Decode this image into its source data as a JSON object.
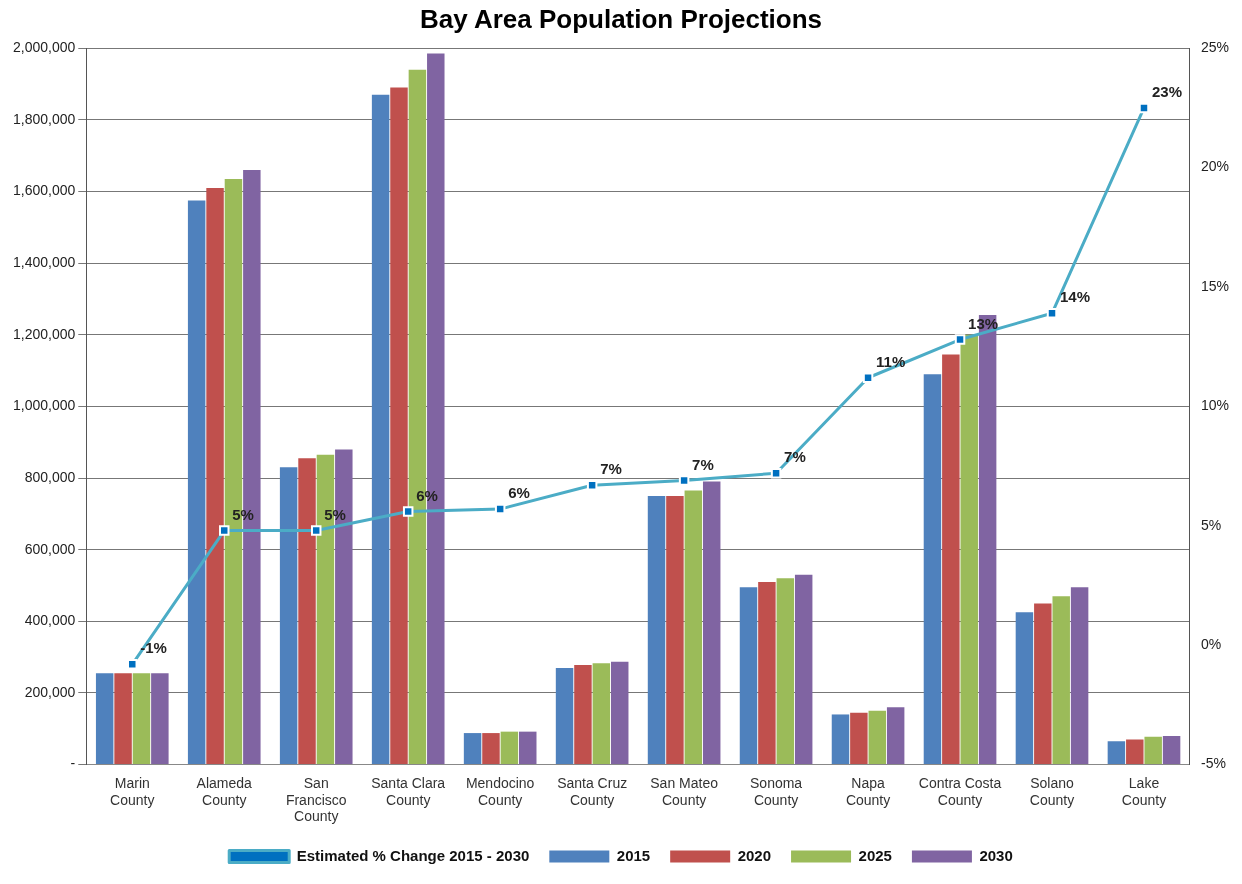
{
  "chart_data": {
    "type": "bar",
    "title": "Bay Area Population Projections",
    "categories": [
      "Marin County",
      "Alameda County",
      "San Francisco County",
      "Santa Clara County",
      "Mendocino County",
      "Santa Cruz County",
      "San Mateo County",
      "Sonoma County",
      "Napa County",
      "Contra Costa County",
      "Solano County",
      "Lake County"
    ],
    "series": [
      {
        "name": "2015",
        "color": "#4f81bd",
        "values": [
          255000,
          1575000,
          830000,
          1870000,
          88000,
          270000,
          750000,
          495000,
          140000,
          1090000,
          425000,
          65000
        ]
      },
      {
        "name": "2020",
        "color": "#c0504d",
        "values": [
          255000,
          1610000,
          855000,
          1890000,
          88000,
          278000,
          750000,
          510000,
          145000,
          1145000,
          450000,
          70000
        ]
      },
      {
        "name": "2025",
        "color": "#9bbb59",
        "values": [
          255000,
          1635000,
          865000,
          1940000,
          92000,
          283000,
          765000,
          520000,
          150000,
          1200000,
          470000,
          78000
        ]
      },
      {
        "name": "2030",
        "color": "#8064a2",
        "values": [
          255000,
          1660000,
          880000,
          1985000,
          92000,
          287000,
          790000,
          530000,
          160000,
          1255000,
          495000,
          80000
        ]
      },
      {
        "name": "Estimated % Change 2015 - 2030",
        "type": "line",
        "axis": "y2",
        "color": "#4bacc6",
        "marker": "square",
        "values": [
          -0.8,
          4.8,
          4.8,
          5.6,
          5.7,
          6.7,
          6.9,
          7.2,
          11.2,
          12.8,
          13.9,
          22.5
        ],
        "value_labels": [
          "-1%",
          "5%",
          "5%",
          "6%",
          "6%",
          "7%",
          "7%",
          "7%",
          "11%",
          "13%",
          "14%",
          "23%"
        ]
      }
    ],
    "ylim": [
      0,
      2000000
    ],
    "yticks": [
      {
        "value": 0,
        "label": "-"
      },
      {
        "value": 200000,
        "label": "200,000"
      },
      {
        "value": 400000,
        "label": "400,000"
      },
      {
        "value": 600000,
        "label": "600,000"
      },
      {
        "value": 800000,
        "label": "800,000"
      },
      {
        "value": 1000000,
        "label": "1,000,000"
      },
      {
        "value": 1200000,
        "label": "1,200,000"
      },
      {
        "value": 1400000,
        "label": "1,400,000"
      },
      {
        "value": 1600000,
        "label": "1,600,000"
      },
      {
        "value": 1800000,
        "label": "1,800,000"
      },
      {
        "value": 2000000,
        "label": "2,000,000"
      }
    ],
    "y2lim": [
      -5,
      25
    ],
    "y2ticks": [
      {
        "value": -5,
        "label": "-5%"
      },
      {
        "value": 0,
        "label": "0%"
      },
      {
        "value": 5,
        "label": "5%"
      },
      {
        "value": 10,
        "label": "10%"
      },
      {
        "value": 15,
        "label": "15%"
      },
      {
        "value": 20,
        "label": "20%"
      },
      {
        "value": 25,
        "label": "25%"
      }
    ],
    "grid": "y",
    "legend": "bottom"
  }
}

> _Aim of the exercise_
Looking at the material above, count the lines containing the string "color" and reply with the count alone.

> _Problem solution_
5